>>>

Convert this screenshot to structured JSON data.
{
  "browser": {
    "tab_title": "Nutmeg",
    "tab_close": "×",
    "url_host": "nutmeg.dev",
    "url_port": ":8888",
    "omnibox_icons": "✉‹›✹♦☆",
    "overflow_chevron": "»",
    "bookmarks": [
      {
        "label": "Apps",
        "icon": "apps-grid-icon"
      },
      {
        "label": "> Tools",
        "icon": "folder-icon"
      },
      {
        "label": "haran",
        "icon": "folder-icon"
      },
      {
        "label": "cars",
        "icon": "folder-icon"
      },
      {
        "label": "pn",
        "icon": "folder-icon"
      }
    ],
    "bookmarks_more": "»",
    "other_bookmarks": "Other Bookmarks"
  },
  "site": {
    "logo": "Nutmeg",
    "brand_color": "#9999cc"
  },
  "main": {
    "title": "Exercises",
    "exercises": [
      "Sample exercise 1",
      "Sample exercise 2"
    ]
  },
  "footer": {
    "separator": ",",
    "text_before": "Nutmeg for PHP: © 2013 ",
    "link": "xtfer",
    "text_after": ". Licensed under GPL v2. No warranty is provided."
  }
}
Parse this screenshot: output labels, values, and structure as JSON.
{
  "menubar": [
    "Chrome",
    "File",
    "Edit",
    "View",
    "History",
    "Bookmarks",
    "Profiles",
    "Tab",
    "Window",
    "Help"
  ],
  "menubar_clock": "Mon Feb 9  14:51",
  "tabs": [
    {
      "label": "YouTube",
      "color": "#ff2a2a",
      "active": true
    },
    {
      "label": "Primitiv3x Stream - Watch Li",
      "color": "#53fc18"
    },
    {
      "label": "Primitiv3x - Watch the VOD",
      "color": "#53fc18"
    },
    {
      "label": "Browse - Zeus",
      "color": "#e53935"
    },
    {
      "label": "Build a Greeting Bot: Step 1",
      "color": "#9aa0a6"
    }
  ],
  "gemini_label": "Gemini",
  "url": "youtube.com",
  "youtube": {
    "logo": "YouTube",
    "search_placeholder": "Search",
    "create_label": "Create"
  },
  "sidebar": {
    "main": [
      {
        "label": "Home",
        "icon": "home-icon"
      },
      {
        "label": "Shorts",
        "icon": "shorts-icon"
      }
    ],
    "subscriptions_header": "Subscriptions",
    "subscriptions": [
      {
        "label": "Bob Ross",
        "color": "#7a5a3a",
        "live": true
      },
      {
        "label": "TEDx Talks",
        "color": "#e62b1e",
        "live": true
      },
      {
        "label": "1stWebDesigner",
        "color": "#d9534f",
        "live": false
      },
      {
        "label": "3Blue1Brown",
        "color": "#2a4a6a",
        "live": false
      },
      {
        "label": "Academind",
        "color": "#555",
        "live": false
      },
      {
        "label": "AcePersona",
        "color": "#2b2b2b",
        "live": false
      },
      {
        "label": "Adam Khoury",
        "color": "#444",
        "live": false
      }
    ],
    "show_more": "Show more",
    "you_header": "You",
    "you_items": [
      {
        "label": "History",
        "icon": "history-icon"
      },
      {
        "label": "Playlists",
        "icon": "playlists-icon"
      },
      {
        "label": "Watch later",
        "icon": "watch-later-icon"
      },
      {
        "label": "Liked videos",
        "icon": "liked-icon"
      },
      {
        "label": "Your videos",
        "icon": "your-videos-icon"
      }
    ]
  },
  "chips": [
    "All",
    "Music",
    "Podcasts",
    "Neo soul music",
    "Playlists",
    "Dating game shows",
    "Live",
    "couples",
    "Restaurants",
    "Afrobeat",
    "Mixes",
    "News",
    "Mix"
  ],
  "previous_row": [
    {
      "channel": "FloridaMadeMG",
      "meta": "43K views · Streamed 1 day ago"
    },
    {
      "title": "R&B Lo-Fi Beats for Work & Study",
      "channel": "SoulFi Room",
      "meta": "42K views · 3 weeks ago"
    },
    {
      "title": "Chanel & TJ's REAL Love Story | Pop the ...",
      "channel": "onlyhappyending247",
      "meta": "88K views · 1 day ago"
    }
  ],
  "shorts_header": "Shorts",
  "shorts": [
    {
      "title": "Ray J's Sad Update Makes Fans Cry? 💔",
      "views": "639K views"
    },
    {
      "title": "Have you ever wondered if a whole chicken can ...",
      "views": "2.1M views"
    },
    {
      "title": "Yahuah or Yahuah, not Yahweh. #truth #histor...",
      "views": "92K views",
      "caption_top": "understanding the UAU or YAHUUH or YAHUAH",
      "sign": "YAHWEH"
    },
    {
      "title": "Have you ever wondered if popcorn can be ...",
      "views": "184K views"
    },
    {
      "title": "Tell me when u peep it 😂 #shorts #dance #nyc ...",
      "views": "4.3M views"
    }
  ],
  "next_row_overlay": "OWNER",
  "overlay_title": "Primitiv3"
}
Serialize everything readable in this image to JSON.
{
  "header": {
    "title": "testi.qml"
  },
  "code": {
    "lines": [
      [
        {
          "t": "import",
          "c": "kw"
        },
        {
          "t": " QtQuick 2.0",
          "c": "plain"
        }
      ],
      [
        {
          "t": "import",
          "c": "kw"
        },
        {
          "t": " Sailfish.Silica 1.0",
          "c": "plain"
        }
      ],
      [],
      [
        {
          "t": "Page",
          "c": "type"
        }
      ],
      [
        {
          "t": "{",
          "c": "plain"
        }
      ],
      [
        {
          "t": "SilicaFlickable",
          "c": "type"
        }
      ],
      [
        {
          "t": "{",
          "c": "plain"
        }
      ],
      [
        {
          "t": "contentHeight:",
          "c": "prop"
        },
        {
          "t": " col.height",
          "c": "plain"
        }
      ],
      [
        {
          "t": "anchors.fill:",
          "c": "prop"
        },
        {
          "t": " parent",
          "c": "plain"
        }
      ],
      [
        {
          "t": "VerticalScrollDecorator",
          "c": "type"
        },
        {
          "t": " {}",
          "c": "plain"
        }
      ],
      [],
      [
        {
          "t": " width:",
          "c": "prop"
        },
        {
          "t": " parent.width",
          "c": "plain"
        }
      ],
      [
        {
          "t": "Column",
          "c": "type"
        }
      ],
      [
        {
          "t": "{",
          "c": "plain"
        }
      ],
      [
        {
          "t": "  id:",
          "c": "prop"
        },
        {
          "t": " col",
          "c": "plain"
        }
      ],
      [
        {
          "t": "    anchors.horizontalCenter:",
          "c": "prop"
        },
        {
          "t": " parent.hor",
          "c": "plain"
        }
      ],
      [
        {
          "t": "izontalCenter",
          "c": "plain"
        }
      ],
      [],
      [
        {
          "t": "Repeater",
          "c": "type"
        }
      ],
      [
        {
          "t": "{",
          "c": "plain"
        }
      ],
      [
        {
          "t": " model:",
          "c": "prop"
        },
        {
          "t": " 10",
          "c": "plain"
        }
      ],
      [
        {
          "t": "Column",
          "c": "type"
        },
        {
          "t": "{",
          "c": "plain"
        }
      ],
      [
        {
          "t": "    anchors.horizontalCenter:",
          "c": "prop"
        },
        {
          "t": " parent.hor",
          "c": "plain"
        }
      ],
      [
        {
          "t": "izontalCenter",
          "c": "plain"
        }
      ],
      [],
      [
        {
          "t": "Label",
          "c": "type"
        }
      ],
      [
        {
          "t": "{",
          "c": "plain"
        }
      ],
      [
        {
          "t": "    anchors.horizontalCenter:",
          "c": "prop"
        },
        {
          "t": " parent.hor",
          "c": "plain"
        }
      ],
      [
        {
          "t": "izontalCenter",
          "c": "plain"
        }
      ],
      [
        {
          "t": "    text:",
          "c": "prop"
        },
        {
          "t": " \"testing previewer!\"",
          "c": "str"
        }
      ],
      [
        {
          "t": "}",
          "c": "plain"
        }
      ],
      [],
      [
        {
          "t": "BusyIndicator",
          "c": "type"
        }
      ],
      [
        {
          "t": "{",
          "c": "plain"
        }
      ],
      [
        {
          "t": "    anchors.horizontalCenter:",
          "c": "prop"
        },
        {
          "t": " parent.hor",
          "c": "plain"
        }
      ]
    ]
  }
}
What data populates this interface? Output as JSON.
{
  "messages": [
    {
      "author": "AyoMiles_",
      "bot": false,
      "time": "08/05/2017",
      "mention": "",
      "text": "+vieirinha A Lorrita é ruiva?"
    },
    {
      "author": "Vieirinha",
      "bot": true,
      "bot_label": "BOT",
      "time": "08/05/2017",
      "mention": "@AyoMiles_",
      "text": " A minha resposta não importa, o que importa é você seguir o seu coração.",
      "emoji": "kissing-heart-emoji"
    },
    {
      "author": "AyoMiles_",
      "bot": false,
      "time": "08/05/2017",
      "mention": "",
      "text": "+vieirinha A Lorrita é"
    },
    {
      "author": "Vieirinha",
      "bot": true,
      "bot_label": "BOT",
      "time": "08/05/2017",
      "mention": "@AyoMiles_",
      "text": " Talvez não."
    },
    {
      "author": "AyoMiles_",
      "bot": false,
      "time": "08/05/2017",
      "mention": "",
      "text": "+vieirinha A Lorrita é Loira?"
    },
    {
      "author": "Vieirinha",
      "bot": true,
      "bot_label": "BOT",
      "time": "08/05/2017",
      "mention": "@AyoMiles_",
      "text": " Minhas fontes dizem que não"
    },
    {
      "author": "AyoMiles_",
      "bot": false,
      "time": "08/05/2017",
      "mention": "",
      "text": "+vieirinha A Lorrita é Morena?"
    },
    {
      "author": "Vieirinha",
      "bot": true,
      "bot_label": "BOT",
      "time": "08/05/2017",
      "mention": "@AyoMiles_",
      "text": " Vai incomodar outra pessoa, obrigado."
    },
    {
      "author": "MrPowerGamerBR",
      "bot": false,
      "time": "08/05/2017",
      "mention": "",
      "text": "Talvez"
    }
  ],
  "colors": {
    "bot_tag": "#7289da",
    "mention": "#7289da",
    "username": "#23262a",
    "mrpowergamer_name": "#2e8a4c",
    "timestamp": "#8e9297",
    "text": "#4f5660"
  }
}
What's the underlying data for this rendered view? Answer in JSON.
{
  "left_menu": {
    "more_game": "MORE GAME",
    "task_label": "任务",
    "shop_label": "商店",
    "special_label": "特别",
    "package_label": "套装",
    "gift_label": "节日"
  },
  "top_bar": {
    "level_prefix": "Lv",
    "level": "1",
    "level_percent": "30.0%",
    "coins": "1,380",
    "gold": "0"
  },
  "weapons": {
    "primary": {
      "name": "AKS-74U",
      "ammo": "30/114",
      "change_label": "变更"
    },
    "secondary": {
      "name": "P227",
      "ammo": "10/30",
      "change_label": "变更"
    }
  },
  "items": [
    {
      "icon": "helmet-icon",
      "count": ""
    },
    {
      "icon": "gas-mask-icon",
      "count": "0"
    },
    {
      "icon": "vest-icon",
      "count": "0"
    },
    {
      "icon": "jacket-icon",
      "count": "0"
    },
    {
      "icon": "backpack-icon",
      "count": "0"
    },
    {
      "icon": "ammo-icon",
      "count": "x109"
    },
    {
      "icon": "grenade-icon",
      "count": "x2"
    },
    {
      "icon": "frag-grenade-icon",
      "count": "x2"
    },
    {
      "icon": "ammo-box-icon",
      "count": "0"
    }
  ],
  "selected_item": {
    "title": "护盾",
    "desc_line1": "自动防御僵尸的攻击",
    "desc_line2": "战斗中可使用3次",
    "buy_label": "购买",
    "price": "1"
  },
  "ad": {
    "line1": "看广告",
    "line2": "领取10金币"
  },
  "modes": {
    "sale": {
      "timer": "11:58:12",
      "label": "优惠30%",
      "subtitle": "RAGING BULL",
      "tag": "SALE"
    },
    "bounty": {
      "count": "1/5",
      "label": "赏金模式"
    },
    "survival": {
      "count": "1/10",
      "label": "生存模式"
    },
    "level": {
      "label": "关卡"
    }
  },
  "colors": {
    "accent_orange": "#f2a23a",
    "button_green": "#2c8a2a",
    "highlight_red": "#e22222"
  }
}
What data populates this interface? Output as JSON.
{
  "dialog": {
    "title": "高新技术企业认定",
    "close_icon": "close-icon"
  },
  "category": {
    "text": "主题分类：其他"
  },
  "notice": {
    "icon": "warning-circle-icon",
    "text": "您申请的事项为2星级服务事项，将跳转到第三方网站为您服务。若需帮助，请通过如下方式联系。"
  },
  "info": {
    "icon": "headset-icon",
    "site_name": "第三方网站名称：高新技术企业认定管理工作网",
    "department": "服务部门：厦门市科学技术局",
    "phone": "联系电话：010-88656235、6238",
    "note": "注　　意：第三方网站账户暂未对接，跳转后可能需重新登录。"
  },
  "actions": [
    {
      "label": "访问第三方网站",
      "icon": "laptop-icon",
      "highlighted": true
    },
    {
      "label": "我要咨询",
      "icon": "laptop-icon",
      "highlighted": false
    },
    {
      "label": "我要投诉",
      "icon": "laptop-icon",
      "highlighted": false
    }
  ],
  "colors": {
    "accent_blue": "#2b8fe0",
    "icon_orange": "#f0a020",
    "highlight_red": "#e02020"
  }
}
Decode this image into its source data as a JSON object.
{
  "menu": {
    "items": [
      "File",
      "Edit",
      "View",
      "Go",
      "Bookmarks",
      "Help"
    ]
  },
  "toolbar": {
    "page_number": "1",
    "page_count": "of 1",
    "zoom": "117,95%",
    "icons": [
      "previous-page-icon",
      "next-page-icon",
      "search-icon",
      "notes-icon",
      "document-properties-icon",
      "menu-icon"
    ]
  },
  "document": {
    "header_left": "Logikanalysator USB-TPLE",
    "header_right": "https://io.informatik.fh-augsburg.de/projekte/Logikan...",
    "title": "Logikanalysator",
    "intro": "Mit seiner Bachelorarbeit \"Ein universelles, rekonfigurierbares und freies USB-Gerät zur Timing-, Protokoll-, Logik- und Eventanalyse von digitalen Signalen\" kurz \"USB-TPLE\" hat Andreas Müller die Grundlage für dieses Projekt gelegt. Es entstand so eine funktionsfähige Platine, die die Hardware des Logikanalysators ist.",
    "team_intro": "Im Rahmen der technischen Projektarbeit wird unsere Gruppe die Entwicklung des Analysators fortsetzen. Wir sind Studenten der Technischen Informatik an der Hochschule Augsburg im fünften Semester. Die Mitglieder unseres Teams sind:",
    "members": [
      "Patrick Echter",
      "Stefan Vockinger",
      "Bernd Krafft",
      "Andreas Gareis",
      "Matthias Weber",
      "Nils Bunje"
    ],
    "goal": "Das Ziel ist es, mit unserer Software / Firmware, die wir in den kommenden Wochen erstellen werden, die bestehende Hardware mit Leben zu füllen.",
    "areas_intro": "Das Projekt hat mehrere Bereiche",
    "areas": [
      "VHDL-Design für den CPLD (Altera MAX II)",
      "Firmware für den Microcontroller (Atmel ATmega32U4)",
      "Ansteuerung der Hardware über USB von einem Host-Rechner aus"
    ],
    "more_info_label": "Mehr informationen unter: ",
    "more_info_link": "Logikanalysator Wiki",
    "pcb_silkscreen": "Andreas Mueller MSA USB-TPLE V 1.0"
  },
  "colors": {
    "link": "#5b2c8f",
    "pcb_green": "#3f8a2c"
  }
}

<<<

# The task
Out of the records, collect only those lines that contain the string "grenade".

# Correct result
      "icon": "grenade-icon",
      "icon": "frag-grenade-icon",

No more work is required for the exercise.